> **What is expected**
Copy every line of the data that contains the string "integrated".

%%

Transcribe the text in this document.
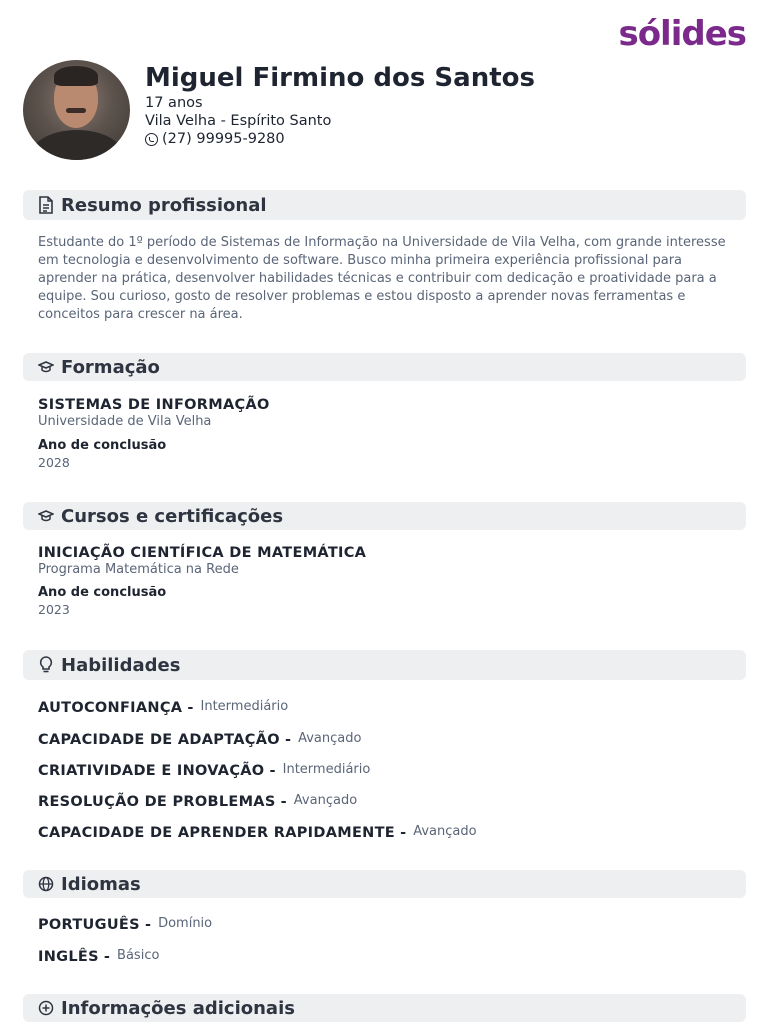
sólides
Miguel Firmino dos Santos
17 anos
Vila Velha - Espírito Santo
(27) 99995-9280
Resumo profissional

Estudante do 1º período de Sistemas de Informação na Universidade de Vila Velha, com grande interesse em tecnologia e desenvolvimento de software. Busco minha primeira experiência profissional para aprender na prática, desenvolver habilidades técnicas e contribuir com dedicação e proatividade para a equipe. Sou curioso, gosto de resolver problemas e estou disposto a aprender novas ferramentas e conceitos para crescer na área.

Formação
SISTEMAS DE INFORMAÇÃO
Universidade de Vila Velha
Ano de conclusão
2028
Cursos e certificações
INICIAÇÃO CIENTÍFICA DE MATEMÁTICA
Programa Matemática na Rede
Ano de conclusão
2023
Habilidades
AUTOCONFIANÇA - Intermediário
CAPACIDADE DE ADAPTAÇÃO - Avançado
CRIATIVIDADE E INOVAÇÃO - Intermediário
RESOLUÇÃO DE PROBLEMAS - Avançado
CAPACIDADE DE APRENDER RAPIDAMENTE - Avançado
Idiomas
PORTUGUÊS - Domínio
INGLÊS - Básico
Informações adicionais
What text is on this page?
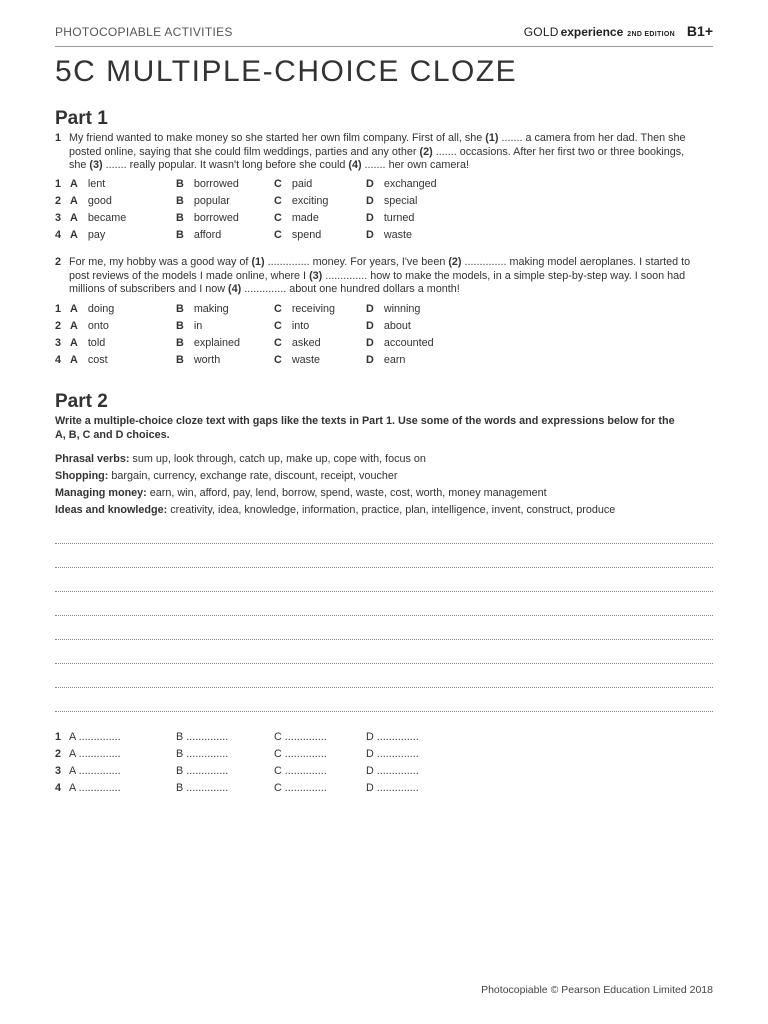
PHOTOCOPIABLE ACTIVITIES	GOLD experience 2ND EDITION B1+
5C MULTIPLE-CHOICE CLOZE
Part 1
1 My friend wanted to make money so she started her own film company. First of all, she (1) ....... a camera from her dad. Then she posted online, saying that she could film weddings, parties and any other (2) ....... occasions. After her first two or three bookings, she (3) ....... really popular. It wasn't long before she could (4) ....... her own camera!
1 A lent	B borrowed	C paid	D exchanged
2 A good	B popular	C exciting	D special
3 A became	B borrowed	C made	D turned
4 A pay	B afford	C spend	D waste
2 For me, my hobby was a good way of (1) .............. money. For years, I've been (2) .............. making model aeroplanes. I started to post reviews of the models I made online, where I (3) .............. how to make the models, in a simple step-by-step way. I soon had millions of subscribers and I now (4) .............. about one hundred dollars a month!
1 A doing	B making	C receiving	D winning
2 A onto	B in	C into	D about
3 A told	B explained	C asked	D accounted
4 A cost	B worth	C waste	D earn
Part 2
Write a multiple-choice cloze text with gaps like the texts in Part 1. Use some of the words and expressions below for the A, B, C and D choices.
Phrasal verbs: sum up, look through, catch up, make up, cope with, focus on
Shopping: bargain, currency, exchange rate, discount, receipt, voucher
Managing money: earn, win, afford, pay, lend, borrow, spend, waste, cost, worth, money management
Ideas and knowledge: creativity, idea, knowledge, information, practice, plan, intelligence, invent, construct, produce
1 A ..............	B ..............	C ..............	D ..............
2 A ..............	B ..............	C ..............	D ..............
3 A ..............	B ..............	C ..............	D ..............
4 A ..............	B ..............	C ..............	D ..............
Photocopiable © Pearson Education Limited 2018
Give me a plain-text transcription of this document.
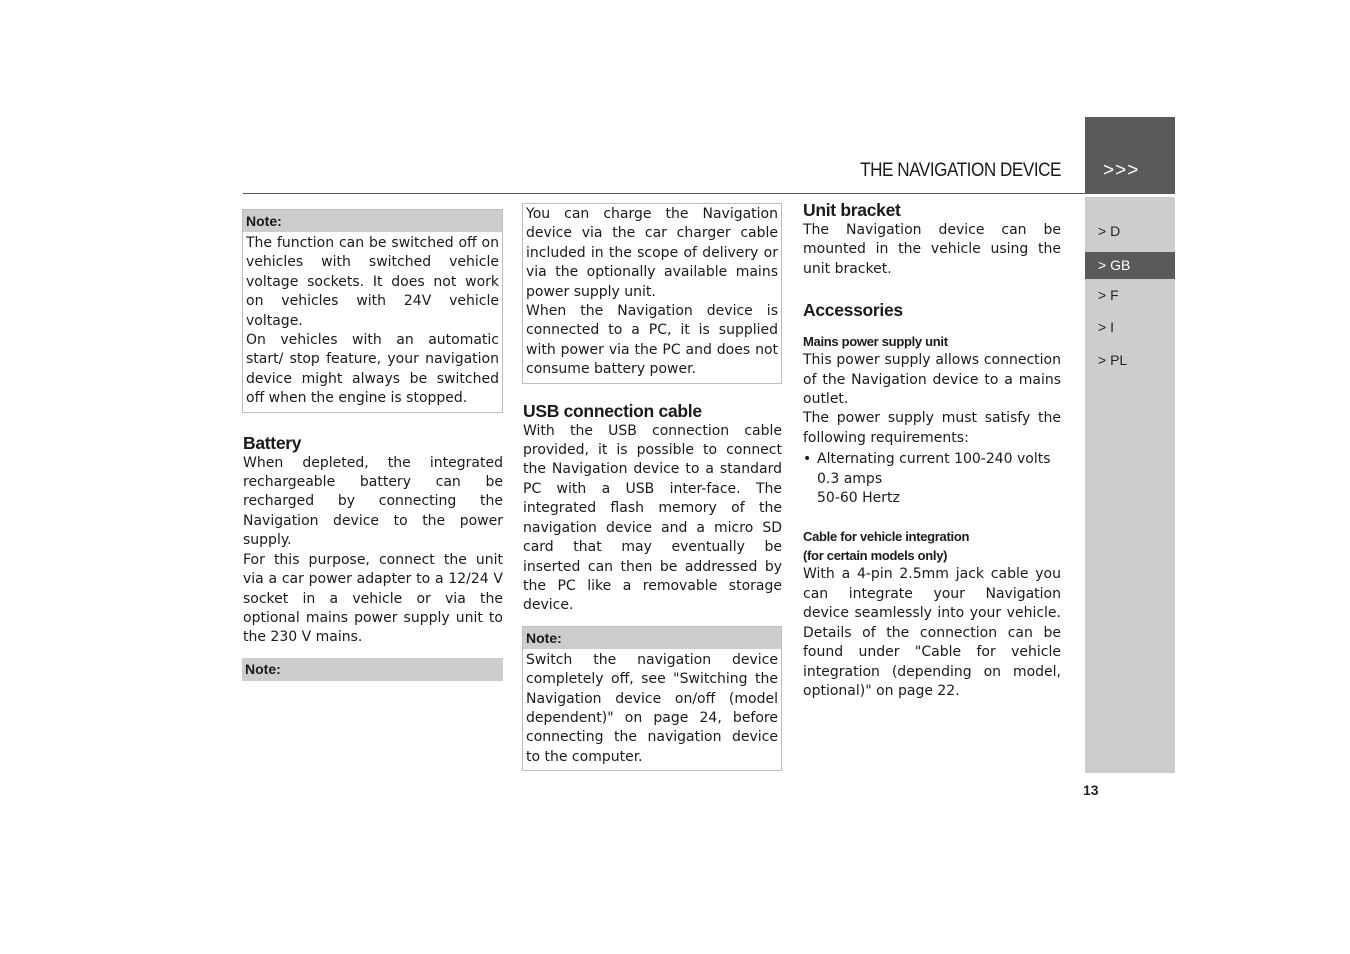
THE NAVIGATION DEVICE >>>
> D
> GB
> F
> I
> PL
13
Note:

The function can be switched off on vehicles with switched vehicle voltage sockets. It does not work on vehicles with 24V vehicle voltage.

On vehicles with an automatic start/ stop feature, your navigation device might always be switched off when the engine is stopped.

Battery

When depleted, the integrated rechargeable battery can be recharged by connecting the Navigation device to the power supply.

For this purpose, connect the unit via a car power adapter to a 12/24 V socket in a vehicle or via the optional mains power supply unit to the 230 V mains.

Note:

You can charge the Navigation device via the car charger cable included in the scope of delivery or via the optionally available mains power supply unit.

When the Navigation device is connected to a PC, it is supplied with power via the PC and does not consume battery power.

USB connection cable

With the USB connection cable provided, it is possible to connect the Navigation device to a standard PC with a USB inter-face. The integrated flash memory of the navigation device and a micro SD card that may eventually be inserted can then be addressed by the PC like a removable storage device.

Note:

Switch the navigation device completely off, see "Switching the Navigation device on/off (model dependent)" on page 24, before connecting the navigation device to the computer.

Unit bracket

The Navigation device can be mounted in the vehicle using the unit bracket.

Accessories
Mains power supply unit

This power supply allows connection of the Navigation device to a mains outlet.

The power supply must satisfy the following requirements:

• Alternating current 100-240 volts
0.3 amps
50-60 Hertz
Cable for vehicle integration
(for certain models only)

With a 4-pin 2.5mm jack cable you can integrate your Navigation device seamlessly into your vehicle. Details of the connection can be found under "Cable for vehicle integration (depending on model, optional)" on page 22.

%%
%%

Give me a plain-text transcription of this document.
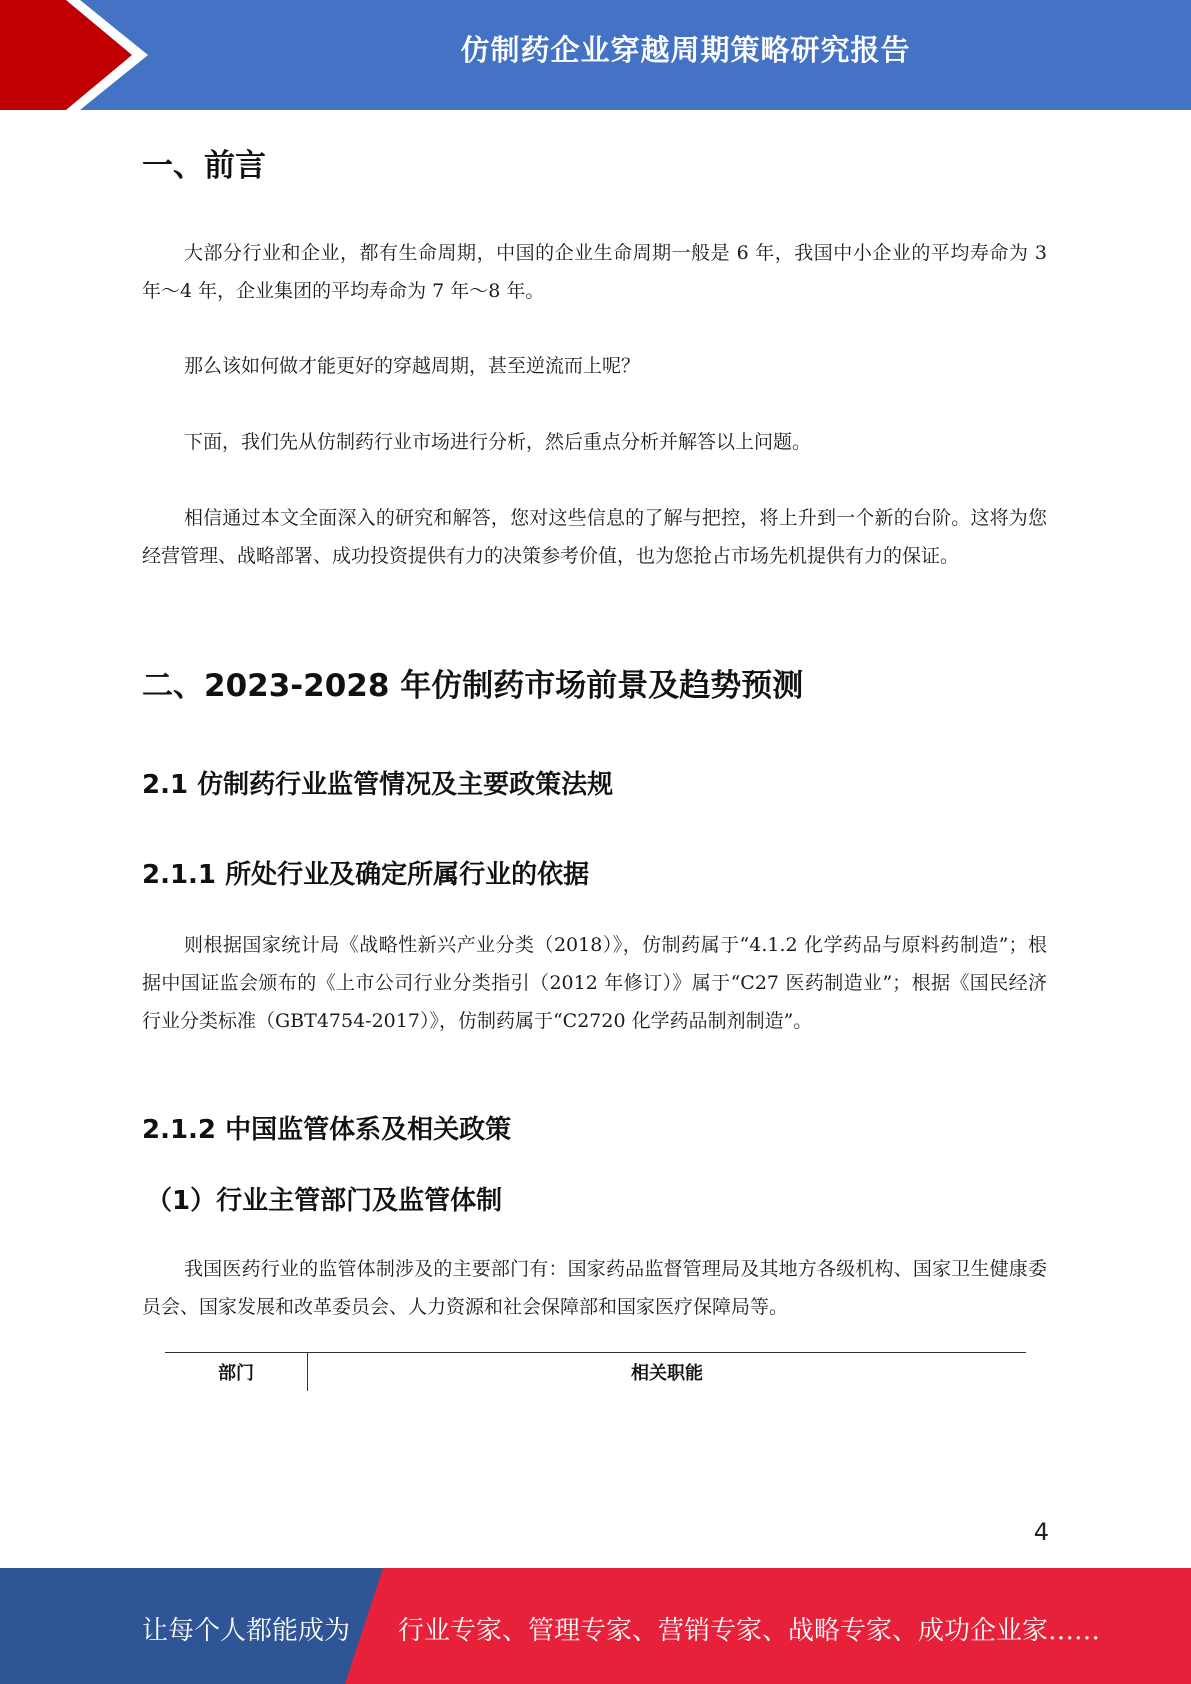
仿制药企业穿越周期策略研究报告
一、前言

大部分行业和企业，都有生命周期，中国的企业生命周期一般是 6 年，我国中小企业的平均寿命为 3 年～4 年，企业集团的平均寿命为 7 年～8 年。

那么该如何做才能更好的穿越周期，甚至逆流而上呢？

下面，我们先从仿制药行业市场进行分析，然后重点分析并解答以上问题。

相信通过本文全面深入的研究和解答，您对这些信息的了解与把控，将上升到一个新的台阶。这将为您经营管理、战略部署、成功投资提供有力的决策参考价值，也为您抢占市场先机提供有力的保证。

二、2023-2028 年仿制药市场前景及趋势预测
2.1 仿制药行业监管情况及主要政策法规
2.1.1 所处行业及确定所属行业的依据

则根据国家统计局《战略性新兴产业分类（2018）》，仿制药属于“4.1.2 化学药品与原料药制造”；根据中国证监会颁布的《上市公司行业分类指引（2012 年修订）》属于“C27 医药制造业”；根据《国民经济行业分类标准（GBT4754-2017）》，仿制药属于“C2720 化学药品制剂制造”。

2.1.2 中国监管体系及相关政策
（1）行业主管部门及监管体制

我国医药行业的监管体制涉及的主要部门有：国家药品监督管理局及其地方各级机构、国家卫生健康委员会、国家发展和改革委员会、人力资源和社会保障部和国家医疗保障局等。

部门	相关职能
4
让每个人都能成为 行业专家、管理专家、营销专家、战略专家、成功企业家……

%%

> **Solved exercise**
When depleted, the integrated rechargeable battery can be recharged by connecting the Navigation device to the power supply.
With the USB connection cable provided, it is possible to connect the Navigation device to a standard PC with a USB inter-face. The integrated flash memory of the navigation device and a micro SD card that may eventually be inserted can then be addressed by the PC like a removable storage device.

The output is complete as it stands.